» **EXERCISE GOAL**
Go through the entries below and pick out every line with "keep".

» **PROVIDED RECORDS**
□ □ □ □ □

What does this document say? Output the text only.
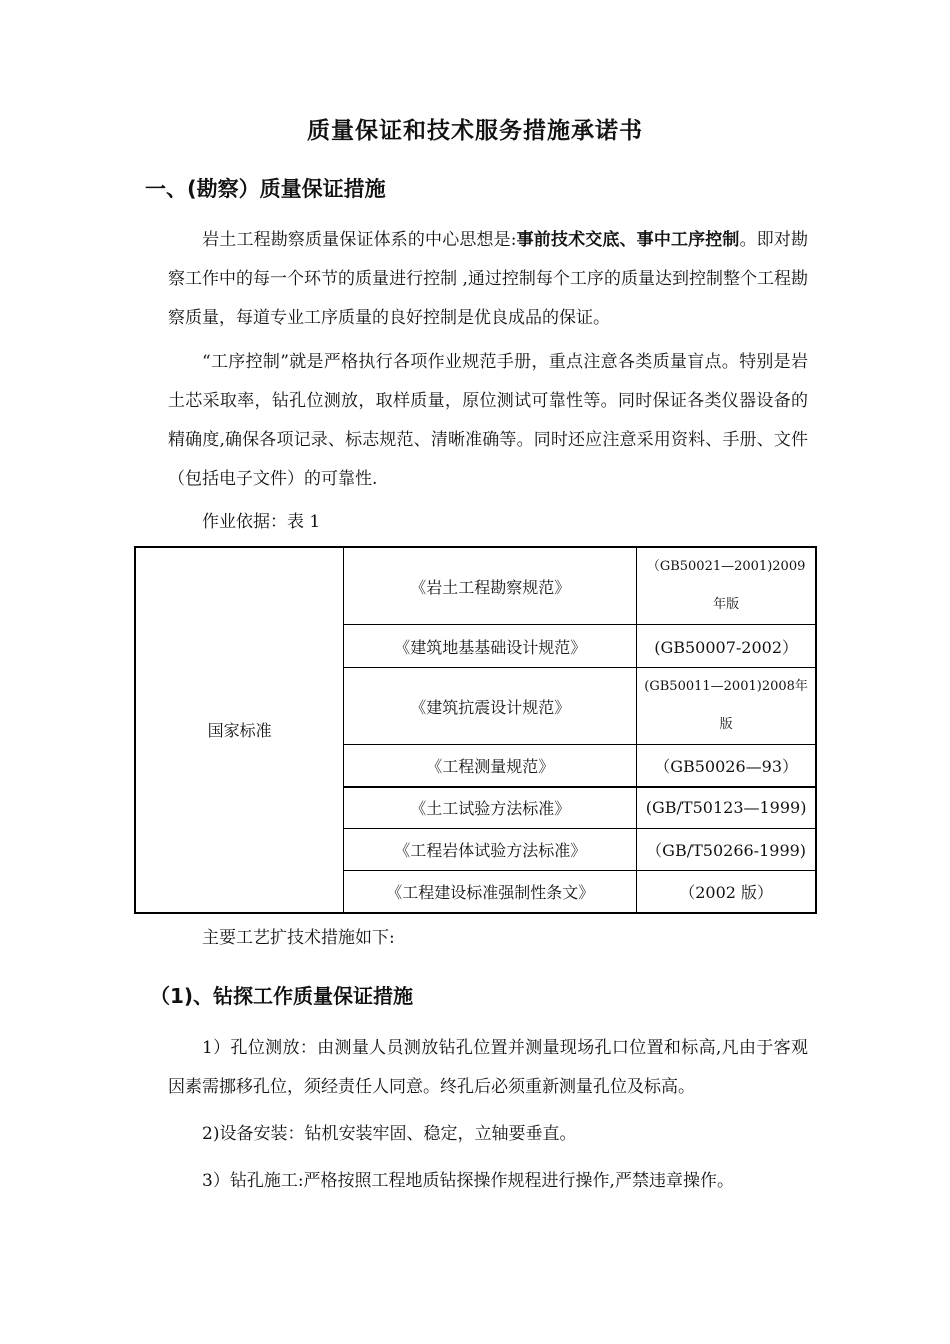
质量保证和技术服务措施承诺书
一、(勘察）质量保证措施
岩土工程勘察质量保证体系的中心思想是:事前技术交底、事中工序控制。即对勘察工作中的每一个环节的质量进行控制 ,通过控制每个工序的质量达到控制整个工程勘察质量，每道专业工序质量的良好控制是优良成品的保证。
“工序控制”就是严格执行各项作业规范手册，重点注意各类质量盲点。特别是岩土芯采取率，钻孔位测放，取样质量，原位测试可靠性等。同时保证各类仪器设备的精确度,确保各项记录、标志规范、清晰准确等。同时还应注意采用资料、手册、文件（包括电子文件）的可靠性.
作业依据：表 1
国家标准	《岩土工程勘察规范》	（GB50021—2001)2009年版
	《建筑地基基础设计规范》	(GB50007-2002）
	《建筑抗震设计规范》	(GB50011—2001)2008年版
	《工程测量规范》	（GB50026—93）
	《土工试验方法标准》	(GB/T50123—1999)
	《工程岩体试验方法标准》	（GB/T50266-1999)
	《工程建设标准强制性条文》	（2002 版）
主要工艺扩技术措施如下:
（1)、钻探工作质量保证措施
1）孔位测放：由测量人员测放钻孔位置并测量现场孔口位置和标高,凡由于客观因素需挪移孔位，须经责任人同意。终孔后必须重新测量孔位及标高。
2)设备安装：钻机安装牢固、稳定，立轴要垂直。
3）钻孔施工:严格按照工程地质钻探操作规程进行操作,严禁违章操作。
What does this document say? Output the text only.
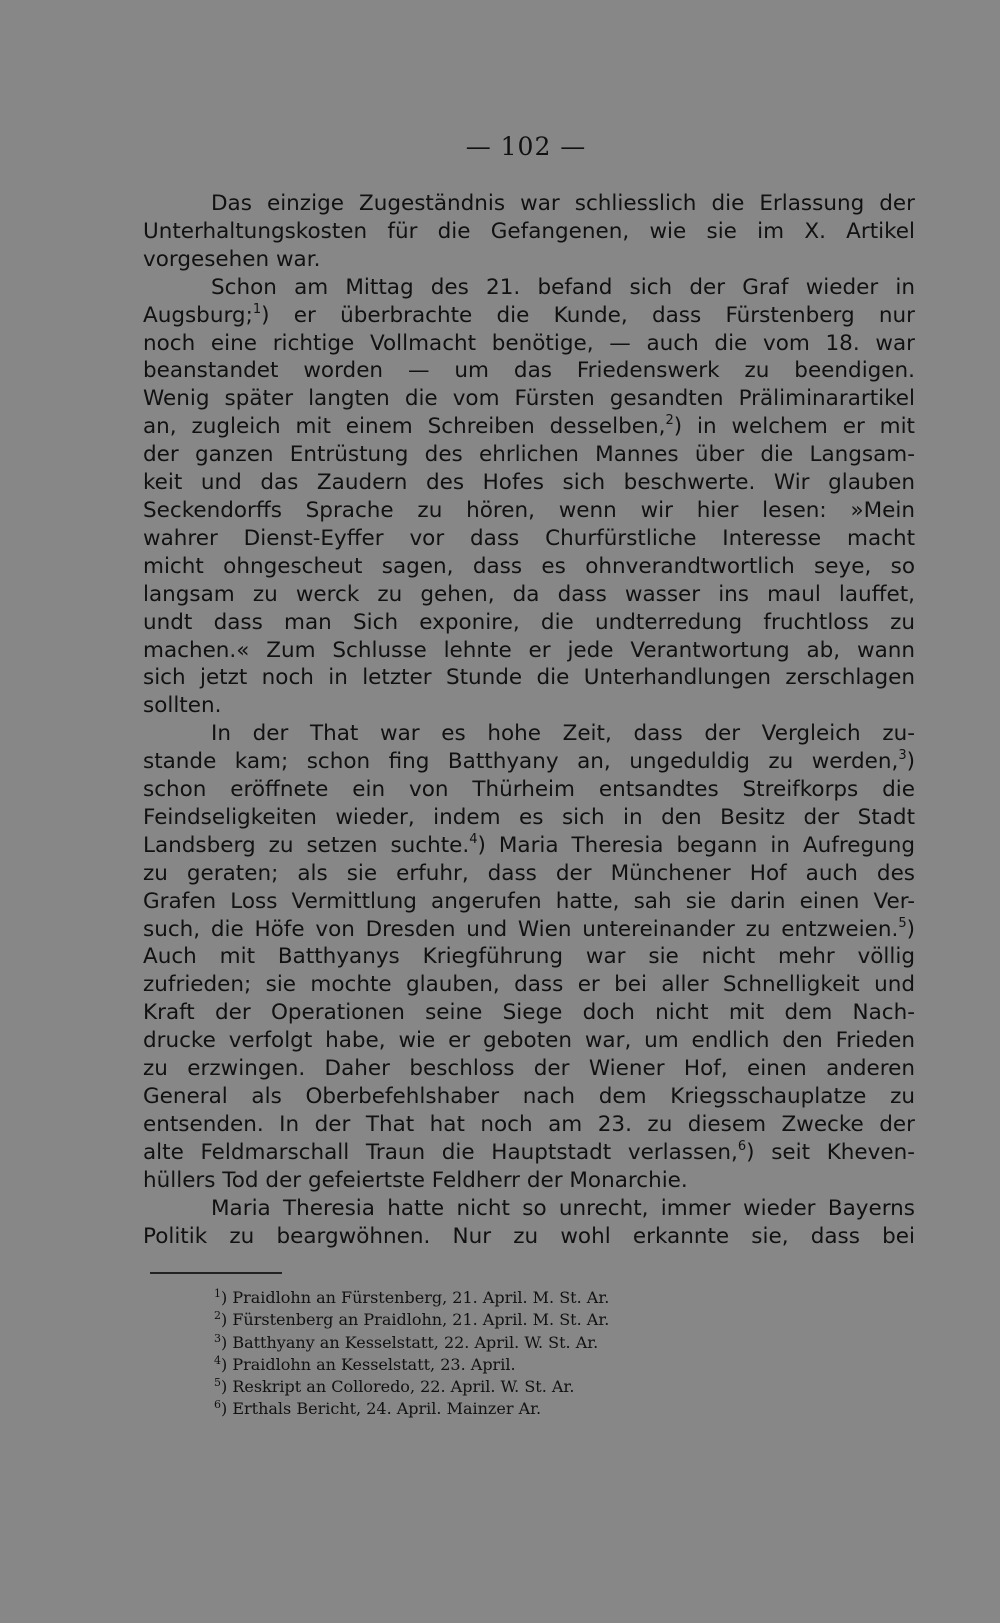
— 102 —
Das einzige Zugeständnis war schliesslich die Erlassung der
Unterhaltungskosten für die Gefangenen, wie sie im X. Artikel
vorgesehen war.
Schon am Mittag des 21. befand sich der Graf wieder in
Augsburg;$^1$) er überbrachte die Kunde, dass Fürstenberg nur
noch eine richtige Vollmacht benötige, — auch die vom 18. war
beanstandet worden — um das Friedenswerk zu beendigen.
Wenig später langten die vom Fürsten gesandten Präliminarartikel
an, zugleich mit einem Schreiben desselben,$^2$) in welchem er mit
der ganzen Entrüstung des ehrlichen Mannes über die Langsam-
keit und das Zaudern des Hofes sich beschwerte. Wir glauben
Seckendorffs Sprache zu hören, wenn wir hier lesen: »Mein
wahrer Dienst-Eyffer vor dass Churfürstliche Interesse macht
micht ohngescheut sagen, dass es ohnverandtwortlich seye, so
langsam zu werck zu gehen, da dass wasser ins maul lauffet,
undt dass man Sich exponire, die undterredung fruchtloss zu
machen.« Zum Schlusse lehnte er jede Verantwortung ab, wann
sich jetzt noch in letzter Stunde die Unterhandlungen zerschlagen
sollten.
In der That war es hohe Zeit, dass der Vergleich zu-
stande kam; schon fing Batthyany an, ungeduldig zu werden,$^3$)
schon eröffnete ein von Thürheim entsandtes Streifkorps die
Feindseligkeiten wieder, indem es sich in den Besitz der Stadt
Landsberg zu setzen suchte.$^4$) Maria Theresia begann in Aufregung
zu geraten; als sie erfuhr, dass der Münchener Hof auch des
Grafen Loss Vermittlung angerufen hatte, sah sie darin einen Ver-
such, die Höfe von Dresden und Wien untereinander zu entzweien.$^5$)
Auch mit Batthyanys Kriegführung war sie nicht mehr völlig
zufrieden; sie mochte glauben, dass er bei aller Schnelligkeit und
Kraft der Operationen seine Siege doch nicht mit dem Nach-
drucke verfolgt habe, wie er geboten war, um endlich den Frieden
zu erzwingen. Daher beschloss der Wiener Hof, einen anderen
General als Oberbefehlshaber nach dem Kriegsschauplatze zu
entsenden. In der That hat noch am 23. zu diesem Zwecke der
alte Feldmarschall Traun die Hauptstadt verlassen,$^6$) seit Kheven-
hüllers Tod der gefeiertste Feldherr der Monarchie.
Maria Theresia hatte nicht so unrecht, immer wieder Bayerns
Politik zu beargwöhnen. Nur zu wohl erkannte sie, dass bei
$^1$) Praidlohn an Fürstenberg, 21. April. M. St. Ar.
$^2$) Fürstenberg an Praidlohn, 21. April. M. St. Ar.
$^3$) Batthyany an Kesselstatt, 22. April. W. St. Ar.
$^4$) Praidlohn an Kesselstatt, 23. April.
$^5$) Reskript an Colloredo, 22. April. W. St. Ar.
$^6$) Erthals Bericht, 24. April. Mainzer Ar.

□ □ □ □ □

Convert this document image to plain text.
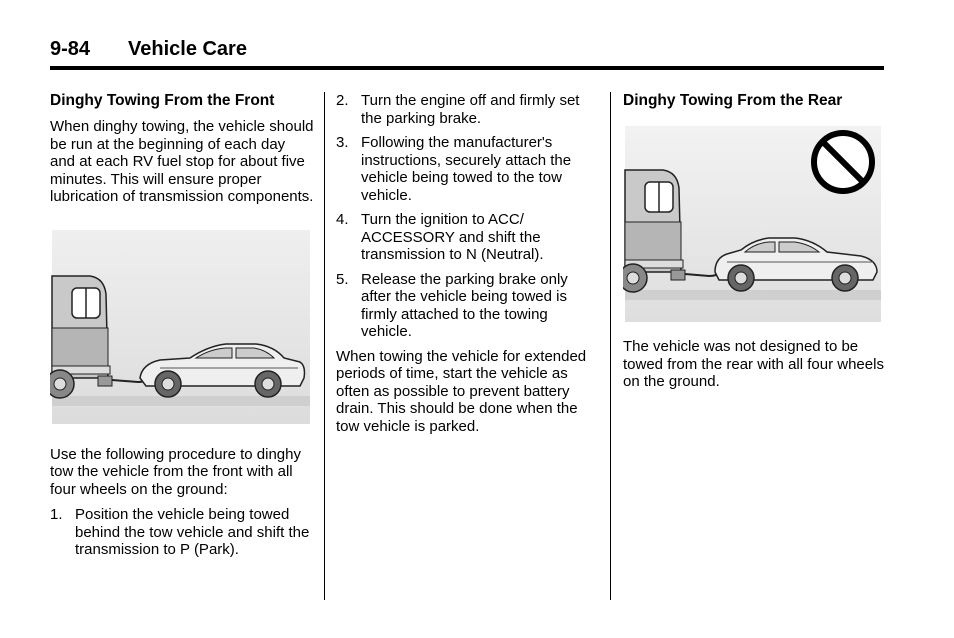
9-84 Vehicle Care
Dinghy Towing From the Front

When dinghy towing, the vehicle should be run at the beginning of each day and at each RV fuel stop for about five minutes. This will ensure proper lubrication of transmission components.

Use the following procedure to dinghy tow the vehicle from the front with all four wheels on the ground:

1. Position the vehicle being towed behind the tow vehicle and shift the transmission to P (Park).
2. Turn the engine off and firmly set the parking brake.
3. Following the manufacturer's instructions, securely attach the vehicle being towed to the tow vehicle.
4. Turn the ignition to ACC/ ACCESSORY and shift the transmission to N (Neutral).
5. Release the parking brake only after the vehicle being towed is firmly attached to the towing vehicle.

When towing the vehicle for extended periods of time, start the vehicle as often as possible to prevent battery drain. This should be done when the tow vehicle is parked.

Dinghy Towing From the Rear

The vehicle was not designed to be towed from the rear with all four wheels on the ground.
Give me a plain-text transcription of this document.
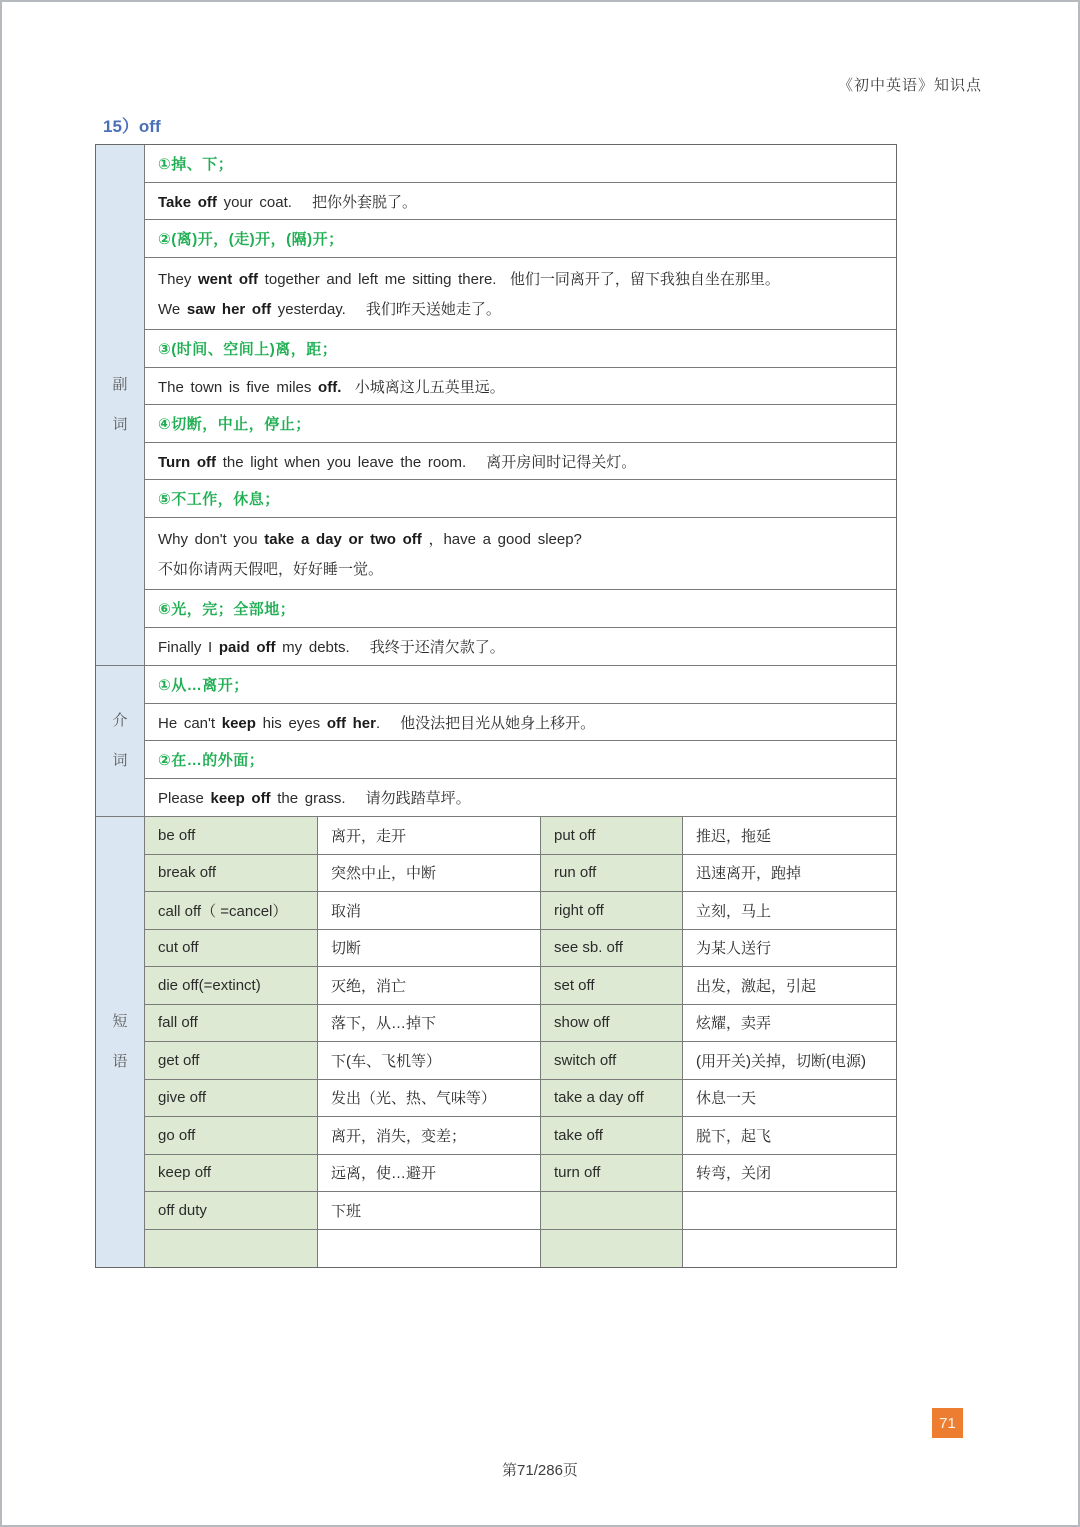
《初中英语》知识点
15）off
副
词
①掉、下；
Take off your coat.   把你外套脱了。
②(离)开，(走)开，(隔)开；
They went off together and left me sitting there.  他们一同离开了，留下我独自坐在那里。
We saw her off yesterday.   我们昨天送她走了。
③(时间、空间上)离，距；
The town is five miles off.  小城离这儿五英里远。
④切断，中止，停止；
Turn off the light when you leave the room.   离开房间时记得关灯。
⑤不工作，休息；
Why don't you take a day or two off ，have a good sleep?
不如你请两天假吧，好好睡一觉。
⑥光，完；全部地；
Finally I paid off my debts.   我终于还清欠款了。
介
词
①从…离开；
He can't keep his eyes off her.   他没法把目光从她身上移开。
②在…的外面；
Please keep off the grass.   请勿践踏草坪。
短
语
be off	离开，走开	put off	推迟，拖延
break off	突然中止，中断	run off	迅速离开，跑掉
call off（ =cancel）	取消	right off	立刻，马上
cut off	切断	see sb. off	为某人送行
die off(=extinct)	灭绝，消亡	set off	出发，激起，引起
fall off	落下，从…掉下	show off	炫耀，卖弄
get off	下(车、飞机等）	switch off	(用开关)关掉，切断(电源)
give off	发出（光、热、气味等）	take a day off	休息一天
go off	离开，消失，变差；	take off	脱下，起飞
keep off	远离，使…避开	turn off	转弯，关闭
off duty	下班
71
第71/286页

□ □ □ □ □

» **COMPLETE ANSWER**
He can't keep his eyes off her.   他没法把目光从她身上移开。
Please keep off the grass.   请勿践踏草坪。
keep off	远离，使…避开	turn off	转弯，关闭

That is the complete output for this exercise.